**Exercise:** Give the number of lines holding the string "where" and nothing more.

**Records supplied:**
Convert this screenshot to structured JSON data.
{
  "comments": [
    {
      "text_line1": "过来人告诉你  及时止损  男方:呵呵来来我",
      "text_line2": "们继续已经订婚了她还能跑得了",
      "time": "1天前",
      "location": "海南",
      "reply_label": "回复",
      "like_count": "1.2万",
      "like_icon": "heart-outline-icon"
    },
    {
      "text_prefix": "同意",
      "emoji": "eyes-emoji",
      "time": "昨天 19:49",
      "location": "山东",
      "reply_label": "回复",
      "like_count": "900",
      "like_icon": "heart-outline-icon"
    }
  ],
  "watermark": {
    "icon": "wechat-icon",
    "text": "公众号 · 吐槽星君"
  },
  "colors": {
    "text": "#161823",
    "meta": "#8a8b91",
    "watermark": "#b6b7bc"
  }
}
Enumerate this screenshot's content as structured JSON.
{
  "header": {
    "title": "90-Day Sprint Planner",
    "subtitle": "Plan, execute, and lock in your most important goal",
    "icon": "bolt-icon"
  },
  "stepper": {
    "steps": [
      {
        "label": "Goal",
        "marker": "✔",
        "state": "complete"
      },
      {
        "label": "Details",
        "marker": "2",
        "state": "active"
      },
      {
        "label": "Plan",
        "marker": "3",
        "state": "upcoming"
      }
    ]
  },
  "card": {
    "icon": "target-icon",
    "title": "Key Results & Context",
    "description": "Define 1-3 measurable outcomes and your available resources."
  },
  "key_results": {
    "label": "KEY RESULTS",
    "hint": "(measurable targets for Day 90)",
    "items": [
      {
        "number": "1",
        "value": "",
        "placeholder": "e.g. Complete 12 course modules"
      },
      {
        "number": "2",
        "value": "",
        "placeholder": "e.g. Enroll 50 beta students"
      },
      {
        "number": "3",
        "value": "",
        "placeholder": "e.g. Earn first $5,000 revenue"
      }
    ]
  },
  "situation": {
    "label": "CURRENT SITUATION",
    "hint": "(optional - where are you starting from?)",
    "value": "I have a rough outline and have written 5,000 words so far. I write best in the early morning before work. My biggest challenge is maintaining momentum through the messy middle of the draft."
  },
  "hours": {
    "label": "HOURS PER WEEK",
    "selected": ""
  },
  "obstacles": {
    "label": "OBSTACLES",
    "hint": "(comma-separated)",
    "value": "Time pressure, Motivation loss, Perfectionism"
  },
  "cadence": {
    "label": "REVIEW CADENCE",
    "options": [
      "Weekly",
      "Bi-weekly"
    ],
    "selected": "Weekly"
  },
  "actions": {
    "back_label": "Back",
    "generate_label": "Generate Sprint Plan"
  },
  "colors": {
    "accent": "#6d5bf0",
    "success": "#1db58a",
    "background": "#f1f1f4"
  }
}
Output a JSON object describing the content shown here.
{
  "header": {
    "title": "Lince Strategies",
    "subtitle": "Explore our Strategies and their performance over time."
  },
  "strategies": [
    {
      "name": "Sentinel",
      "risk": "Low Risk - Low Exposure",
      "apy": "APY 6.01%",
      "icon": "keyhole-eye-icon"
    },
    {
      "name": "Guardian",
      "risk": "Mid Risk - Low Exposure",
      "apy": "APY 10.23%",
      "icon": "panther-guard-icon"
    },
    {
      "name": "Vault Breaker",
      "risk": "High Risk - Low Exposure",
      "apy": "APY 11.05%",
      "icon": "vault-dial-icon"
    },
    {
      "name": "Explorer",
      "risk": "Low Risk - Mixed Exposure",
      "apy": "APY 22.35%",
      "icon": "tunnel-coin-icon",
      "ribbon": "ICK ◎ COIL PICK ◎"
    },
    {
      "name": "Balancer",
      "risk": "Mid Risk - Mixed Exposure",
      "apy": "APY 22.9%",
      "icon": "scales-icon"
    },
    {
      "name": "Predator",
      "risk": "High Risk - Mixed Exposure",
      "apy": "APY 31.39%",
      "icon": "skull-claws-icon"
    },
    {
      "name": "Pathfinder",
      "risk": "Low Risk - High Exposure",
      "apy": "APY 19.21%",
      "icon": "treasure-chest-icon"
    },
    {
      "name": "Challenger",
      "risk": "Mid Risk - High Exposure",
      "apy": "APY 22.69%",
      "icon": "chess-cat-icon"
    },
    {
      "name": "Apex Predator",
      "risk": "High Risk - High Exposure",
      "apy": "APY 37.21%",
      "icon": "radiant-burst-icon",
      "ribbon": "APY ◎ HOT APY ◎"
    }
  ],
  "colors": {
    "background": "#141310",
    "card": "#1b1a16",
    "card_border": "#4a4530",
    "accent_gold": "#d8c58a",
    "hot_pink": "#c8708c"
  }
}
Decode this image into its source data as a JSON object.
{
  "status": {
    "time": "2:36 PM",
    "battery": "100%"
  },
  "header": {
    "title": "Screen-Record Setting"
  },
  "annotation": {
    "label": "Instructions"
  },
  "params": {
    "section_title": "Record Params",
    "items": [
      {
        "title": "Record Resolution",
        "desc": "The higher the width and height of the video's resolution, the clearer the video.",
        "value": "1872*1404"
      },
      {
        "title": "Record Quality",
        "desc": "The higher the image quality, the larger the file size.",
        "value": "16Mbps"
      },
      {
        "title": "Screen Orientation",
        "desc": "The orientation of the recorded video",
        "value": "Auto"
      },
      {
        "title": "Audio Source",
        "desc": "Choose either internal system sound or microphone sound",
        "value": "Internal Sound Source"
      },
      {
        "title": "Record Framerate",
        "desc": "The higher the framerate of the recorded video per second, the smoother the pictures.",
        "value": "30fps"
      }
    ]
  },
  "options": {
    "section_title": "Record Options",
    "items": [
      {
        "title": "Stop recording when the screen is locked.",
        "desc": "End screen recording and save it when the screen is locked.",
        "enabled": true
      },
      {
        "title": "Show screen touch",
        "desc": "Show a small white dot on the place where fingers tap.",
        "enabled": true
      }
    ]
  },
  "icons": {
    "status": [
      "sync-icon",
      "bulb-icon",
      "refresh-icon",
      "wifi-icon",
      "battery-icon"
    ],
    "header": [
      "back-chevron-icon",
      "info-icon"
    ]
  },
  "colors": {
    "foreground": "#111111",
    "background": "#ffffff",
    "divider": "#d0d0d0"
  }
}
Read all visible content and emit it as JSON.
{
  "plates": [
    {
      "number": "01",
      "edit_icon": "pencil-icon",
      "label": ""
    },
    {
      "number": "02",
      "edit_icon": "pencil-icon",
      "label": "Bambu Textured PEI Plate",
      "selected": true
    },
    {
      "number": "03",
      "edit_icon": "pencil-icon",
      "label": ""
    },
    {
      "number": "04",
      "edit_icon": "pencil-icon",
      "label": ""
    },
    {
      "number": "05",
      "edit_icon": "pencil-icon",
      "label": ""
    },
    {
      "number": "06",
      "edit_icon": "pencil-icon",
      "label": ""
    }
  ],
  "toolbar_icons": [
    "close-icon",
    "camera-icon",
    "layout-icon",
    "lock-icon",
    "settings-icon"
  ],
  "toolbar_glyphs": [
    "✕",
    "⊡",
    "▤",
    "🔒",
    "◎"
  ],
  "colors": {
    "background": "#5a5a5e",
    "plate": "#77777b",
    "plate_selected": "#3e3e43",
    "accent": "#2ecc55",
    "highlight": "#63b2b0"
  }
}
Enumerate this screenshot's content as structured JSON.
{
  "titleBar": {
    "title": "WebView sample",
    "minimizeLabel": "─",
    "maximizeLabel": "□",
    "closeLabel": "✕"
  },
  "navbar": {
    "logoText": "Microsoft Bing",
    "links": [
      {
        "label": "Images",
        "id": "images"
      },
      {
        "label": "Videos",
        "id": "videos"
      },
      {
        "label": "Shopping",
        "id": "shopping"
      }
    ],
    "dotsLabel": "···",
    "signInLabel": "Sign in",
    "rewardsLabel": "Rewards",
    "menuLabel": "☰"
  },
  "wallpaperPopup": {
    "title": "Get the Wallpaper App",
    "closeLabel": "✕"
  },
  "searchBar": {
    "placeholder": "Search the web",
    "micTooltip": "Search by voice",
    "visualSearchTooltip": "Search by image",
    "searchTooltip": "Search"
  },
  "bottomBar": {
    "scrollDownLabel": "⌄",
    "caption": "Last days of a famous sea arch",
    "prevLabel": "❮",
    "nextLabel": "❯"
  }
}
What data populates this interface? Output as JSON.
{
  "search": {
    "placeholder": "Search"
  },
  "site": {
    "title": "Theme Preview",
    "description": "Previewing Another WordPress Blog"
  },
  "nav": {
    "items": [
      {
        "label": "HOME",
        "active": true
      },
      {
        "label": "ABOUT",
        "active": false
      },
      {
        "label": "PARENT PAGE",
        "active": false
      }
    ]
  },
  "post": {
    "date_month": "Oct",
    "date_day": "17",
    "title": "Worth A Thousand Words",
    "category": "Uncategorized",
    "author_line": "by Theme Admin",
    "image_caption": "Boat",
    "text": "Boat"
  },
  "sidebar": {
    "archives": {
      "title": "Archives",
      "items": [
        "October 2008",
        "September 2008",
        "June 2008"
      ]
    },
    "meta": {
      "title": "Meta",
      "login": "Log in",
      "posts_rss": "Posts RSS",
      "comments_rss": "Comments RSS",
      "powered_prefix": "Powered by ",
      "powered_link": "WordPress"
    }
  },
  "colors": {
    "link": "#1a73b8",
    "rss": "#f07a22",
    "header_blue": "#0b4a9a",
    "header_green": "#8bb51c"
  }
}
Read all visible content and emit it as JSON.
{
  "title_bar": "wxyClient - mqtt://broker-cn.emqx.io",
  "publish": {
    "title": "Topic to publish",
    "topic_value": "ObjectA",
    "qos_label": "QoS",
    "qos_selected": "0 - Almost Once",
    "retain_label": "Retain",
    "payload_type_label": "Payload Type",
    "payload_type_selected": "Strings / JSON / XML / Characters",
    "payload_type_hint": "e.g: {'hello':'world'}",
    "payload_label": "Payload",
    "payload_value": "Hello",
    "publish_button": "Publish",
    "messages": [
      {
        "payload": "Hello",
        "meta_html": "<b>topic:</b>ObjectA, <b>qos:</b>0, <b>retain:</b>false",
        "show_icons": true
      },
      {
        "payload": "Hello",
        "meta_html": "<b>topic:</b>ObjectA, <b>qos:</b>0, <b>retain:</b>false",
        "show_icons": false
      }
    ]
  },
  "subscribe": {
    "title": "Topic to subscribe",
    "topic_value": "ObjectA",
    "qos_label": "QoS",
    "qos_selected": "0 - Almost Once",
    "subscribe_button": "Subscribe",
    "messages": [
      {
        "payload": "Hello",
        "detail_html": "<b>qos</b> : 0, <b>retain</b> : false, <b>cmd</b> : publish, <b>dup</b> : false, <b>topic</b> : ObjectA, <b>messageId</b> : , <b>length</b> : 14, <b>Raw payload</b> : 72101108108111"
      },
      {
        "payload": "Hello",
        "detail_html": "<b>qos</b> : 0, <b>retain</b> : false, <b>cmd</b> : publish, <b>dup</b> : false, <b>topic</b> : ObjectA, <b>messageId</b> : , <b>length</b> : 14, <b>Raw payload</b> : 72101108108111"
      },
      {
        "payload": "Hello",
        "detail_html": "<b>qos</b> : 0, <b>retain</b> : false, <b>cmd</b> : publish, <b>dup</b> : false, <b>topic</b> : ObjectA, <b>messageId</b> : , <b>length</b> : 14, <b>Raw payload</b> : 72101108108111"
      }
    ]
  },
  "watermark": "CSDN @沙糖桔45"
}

**Completed task:** 2